Directions for this task:
Check each line of the material. Copy those containing "chips".

++++ Provided records ++++

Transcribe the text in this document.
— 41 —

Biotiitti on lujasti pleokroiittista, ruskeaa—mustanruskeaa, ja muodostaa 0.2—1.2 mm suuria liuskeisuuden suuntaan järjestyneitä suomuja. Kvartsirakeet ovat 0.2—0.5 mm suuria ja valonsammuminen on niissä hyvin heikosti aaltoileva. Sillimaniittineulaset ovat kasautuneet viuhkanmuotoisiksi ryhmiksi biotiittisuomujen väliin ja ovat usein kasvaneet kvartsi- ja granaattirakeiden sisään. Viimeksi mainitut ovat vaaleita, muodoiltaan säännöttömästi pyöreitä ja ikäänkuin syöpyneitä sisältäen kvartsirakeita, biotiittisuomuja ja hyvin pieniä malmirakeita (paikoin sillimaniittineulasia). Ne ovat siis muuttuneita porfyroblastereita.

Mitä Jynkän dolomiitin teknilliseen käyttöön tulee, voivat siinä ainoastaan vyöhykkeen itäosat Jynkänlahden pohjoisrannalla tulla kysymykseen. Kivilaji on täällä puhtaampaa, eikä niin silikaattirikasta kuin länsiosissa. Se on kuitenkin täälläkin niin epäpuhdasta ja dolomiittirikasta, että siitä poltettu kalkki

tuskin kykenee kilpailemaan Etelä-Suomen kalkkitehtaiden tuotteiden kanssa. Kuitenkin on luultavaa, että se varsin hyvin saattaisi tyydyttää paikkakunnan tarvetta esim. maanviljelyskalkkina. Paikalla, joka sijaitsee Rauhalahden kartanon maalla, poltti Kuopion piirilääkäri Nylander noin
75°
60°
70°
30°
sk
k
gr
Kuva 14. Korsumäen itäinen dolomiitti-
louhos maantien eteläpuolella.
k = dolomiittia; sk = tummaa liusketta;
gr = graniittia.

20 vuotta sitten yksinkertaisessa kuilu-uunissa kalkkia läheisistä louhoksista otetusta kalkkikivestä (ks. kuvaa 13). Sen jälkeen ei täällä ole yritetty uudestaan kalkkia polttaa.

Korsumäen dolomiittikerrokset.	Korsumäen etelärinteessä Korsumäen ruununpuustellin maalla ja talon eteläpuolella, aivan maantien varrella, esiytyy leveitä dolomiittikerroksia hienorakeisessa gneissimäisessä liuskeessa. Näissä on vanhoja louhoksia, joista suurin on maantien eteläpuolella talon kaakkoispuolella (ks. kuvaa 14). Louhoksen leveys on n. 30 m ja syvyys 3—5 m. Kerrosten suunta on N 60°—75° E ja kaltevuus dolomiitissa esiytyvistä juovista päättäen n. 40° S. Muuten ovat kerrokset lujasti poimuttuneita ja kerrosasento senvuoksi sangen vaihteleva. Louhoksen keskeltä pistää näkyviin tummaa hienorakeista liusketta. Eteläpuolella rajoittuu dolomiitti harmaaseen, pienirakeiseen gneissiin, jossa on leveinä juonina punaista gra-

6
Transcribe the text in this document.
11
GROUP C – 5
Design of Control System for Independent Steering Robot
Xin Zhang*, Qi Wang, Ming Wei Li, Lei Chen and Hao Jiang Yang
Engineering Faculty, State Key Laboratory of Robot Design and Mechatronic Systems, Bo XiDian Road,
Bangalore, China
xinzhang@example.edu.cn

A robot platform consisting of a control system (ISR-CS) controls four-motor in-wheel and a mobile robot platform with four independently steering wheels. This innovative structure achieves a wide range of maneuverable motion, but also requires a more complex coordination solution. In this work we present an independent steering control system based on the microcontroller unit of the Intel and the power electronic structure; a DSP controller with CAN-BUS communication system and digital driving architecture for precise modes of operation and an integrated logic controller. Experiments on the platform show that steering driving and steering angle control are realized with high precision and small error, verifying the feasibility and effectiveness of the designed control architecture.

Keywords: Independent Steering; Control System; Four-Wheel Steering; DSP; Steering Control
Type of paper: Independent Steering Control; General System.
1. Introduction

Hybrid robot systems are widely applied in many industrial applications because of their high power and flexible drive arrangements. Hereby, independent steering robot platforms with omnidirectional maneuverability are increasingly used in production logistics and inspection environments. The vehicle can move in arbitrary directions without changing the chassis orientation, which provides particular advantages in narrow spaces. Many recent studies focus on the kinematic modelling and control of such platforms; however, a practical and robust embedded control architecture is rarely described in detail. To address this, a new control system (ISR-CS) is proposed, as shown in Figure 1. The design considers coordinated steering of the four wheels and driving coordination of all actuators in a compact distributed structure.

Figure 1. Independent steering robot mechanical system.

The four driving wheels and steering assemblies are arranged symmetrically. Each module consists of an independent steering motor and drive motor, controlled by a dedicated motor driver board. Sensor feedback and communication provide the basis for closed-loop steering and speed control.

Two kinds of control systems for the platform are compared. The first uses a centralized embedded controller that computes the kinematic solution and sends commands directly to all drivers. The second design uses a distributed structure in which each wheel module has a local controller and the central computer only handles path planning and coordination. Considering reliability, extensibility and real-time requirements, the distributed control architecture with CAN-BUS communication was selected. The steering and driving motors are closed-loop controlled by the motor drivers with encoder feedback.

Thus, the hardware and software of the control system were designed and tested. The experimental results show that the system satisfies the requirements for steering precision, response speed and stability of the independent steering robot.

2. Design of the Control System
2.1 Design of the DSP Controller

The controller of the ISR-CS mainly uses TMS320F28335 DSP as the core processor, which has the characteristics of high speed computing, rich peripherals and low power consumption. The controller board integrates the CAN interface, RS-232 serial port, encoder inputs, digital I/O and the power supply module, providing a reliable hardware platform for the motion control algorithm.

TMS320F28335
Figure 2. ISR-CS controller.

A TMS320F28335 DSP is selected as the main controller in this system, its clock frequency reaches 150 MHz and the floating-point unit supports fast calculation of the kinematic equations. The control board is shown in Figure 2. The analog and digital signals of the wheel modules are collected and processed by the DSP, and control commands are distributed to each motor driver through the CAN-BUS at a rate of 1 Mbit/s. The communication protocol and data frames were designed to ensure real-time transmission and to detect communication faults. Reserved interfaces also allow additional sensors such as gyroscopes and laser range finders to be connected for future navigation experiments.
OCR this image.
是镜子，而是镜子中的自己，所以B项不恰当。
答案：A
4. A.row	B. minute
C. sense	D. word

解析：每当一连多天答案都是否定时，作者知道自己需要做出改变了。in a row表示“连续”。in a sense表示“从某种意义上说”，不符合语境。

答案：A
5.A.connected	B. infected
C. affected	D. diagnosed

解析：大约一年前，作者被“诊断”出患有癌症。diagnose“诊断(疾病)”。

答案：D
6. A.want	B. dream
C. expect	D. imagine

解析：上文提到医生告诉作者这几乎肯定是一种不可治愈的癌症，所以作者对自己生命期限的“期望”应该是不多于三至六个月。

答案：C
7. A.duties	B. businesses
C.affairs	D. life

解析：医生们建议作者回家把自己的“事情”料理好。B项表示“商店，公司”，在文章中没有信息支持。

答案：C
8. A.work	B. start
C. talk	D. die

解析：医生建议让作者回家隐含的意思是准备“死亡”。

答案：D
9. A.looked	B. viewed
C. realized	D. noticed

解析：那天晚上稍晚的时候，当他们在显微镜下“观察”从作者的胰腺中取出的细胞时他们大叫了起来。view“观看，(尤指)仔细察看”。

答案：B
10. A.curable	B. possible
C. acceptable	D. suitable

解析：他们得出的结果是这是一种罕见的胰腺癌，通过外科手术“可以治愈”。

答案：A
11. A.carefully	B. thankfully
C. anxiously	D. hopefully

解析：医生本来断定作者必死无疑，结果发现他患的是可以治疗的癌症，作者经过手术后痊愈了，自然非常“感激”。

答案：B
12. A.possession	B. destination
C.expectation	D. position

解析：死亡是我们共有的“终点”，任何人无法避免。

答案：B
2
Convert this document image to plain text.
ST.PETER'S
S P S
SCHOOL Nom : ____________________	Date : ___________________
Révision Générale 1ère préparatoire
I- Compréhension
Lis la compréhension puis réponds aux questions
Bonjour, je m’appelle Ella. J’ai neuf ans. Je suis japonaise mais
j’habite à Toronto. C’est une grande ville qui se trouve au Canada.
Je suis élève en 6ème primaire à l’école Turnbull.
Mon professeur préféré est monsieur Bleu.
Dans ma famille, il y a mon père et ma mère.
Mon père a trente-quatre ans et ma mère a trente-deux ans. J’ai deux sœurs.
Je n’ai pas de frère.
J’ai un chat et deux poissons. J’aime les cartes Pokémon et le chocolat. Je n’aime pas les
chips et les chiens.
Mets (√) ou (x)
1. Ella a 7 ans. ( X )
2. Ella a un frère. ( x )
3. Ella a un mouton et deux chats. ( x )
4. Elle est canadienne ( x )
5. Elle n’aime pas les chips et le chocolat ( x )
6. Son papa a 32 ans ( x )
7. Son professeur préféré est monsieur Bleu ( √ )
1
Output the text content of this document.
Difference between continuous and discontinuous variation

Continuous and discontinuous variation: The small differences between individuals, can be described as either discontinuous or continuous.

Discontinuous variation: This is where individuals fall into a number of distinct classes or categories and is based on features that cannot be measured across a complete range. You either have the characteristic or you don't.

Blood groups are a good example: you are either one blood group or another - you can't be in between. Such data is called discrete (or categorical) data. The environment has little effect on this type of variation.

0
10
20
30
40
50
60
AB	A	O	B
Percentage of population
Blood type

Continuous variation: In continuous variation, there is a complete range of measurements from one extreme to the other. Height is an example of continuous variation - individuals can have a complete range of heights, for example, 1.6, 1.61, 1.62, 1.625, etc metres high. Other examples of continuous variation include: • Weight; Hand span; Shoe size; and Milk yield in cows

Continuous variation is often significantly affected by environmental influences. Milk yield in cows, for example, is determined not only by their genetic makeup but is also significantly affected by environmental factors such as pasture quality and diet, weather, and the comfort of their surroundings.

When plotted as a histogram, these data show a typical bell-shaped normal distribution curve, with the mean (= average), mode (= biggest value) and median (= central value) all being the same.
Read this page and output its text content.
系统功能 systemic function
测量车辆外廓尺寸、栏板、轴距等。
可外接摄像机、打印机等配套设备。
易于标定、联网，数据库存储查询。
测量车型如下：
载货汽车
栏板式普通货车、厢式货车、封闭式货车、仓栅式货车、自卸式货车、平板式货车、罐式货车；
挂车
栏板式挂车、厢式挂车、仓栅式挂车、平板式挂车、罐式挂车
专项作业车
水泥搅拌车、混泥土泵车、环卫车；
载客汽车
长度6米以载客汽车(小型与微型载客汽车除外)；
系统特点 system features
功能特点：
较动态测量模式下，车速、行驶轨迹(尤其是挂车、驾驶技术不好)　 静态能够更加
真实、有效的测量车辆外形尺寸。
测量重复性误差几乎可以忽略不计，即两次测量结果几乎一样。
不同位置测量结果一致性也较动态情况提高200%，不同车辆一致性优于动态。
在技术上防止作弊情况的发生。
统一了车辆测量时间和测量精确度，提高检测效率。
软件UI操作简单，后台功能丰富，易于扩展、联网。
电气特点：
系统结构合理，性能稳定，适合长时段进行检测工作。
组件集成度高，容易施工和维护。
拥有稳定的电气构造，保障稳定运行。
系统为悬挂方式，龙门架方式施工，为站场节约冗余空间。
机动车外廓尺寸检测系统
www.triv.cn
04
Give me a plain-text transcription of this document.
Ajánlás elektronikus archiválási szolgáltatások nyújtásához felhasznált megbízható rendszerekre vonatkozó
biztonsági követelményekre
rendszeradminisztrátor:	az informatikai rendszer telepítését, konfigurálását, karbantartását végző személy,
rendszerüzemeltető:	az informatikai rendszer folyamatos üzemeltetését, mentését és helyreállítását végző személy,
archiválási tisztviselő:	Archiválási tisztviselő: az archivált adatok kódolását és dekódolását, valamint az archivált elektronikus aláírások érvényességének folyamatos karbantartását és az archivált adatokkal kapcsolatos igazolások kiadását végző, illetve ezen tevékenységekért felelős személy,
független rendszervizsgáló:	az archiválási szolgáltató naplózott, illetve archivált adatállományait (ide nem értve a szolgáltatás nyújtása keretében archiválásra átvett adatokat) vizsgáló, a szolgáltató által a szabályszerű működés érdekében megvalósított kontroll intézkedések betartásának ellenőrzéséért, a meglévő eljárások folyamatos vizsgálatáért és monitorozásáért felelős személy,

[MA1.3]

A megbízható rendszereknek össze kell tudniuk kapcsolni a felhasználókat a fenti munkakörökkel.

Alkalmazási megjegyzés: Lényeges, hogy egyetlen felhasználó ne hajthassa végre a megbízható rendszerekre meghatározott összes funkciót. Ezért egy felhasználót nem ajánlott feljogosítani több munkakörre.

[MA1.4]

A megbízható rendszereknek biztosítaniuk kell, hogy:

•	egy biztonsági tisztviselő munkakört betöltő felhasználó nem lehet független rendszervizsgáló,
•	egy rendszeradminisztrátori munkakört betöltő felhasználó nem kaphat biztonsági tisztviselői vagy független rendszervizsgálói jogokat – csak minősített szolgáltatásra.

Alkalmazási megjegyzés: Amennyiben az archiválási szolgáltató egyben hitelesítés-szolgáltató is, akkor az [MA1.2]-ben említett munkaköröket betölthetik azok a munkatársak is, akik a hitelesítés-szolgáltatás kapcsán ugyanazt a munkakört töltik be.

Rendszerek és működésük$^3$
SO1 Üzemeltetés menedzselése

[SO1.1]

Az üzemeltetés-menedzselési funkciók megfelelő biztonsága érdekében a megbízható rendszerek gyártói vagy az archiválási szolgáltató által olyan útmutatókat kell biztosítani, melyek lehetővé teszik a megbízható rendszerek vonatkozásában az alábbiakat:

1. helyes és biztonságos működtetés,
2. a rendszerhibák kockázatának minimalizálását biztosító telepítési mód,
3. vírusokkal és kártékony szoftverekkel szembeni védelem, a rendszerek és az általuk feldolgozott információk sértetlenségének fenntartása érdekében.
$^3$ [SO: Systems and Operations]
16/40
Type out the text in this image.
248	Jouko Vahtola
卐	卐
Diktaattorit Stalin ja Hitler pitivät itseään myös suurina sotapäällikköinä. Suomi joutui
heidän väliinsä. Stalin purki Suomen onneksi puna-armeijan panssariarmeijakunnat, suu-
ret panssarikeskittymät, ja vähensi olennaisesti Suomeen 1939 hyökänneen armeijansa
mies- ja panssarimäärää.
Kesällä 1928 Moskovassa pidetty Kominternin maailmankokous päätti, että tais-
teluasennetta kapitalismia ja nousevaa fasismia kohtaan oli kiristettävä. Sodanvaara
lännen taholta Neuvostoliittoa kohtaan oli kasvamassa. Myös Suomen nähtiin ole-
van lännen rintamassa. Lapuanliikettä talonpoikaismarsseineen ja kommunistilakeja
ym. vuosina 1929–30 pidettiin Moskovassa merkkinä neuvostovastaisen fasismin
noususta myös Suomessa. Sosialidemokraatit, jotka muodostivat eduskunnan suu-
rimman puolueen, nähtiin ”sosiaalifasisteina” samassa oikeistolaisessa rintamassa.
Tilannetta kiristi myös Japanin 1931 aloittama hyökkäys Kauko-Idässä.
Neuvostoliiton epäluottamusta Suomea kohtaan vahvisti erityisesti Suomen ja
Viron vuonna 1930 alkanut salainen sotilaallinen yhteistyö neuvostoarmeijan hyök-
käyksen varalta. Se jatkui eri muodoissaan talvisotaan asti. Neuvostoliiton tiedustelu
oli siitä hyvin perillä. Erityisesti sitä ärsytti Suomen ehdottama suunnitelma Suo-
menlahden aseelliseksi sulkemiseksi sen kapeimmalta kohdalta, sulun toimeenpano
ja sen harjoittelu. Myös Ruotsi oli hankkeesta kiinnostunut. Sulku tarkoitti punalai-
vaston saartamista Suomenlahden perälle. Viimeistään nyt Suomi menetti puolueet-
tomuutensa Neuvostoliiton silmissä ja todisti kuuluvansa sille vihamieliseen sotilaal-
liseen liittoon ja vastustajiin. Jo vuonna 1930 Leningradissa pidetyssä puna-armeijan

++++

Expected answer:
chips et les chiens.
5. Elle n’aime pas les chips et le chocolat ( x )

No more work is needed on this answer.